-- START OF DATA RECORDS --
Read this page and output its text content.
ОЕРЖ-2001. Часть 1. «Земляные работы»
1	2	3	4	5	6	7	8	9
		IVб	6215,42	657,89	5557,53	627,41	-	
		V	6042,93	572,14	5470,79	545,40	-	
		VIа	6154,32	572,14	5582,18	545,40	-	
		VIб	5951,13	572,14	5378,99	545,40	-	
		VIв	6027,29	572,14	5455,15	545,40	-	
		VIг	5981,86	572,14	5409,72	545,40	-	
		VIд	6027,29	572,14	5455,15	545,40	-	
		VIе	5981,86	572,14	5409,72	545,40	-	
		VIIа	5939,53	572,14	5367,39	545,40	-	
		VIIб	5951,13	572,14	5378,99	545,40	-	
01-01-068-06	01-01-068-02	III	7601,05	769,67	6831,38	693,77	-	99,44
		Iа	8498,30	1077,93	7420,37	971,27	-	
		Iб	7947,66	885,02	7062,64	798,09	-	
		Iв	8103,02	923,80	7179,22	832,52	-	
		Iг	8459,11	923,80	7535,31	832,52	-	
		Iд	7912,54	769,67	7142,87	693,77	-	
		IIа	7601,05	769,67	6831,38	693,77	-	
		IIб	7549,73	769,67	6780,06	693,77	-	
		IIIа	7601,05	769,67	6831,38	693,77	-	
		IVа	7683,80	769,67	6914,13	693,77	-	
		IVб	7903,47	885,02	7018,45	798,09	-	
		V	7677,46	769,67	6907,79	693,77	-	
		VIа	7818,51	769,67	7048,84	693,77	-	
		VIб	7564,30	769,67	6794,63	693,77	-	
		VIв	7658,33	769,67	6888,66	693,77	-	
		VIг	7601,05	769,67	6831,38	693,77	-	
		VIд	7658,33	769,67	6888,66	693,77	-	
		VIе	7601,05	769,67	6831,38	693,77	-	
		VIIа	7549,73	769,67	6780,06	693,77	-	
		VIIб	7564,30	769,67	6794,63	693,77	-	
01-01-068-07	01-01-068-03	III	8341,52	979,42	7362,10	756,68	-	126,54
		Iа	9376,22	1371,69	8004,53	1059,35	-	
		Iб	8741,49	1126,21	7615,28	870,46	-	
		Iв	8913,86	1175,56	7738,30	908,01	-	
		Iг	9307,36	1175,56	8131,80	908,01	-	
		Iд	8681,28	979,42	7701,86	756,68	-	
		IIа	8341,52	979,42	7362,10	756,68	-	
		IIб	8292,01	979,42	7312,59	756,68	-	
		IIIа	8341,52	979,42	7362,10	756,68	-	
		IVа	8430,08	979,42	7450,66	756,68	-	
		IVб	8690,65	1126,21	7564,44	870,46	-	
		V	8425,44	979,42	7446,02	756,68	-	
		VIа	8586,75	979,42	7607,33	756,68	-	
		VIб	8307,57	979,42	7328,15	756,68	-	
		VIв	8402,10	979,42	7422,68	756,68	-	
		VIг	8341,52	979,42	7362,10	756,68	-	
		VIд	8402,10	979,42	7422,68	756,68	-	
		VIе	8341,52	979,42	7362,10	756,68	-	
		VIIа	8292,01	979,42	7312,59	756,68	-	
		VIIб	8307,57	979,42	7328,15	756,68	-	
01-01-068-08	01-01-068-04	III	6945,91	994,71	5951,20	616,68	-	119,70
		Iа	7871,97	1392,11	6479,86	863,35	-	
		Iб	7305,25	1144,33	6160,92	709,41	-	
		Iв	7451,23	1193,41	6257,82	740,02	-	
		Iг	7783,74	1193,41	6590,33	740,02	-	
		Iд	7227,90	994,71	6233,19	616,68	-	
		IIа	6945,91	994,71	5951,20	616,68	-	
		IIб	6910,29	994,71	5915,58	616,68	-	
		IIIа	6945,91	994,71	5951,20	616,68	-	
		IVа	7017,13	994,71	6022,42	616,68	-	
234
-- END OF DATA RECORDS --
* **GIVEN REQUEST**:
Go through the listing and copy all of it exactly.

* **EXERCISE RESPONSE**:
Read this page and output its text content.
ОЕРЖ-2001. Часть 1. «Земляные работы»
1	2	3	4	5	6	7	8	9
		IVб	6215,42	657,89	5557,53	627,41	-	
		V	6042,93	572,14	5470,79	545,40	-	
		VIа	6154,32	572,14	5582,18	545,40	-	
		VIб	5951,13	572,14	5378,99	545,40	-	
		VIв	6027,29	572,14	5455,15	545,40	-	
		VIг	5981,86	572,14	5409,72	545,40	-	
		VIд	6027,29	572,14	5455,15	545,40	-	
		VIе	5981,86	572,14	5409,72	545,40	-	
		VIIа	5939,53	572,14	5367,39	545,40	-	
		VIIб	5951,13	572,14	5378,99	545,40	-	
01-01-068-06	01-01-068-02	III	7601,05	769,67	6831,38	693,77	-	99,44
		Iа	8498,30	1077,93	7420,37	971,27	-	
		Iб	7947,66	885,02	7062,64	798,09	-	
		Iв	8103,02	923,80	7179,22	832,52	-	
		Iг	8459,11	923,80	7535,31	832,52	-	
		Iд	7912,54	769,67	7142,87	693,77	-	
		IIа	7601,05	769,67	6831,38	693,77	-	
		IIб	7549,73	769,67	6780,06	693,77	-	
		IIIа	7601,05	769,67	6831,38	693,77	-	
		IVа	7683,80	769,67	6914,13	693,77	-	
		IVб	7903,47	885,02	7018,45	798,09	-	
		V	7677,46	769,67	6907,79	693,77	-	
		VIа	7818,51	769,67	7048,84	693,77	-	
		VIб	7564,30	769,67	6794,63	693,77	-	
		VIв	7658,33	769,67	6888,66	693,77	-	
		VIг	7601,05	769,67	6831,38	693,77	-	
		VIд	7658,33	769,67	6888,66	693,77	-	
		VIе	7601,05	769,67	6831,38	693,77	-	
		VIIа	7549,73	769,67	6780,06	693,77	-	
		VIIб	7564,30	769,67	6794,63	693,77	-	
01-01-068-07	01-01-068-03	III	8341,52	979,42	7362,10	756,68	-	126,54
		Iа	9376,22	1371,69	8004,53	1059,35	-	
		Iб	8741,49	1126,21	7615,28	870,46	-	
		Iв	8913,86	1175,56	7738,30	908,01	-	
		Iг	9307,36	1175,56	8131,80	908,01	-	
		Iд	8681,28	979,42	7701,86	756,68	-	
		IIа	8341,52	979,42	7362,10	756,68	-	
		IIб	8292,01	979,42	7312,59	756,68	-	
		IIIа	8341,52	979,42	7362,10	756,68	-	
		IVа	8430,08	979,42	7450,66	756,68	-	
		IVб	8690,65	1126,21	7564,44	870,46	-	
		V	8425,44	979,42	7446,02	756,68	-	
		VIа	8586,75	979,42	7607,33	756,68	-	
		VIб	8307,57	979,42	7328,15	756,68	-	
		VIв	8402,10	979,42	7422,68	756,68	-	
		VIг	8341,52	979,42	7362,10	756,68	-	
		VIд	8402,10	979,42	7422,68	756,68	-	
		VIе	8341,52	979,42	7362,10	756,68	-	
		VIIа	8292,01	979,42	7312,59	756,68	-	
		VIIб	8307,57	979,42	7328,15	756,68	-	
01-01-068-08	01-01-068-04	III	6945,91	994,71	5951,20	616,68	-	119,70
		Iа	7871,97	1392,11	6479,86	863,35	-	
		Iб	7305,25	1144,33	6160,92	709,41	-	
		Iв	7451,23	1193,41	6257,82	740,02	-	
		Iг	7783,74	1193,41	6590,33	740,02	-	
		Iд	7227,90	994,71	6233,19	616,68	-	
		IIа	6945,91	994,71	5951,20	616,68	-	
		IIб	6910,29	994,71	5915,58	616,68	-	
		IIIа	6945,91	994,71	5951,20	616,68	-	
		IVа	7017,13	994,71	6022,42	616,68	-	
234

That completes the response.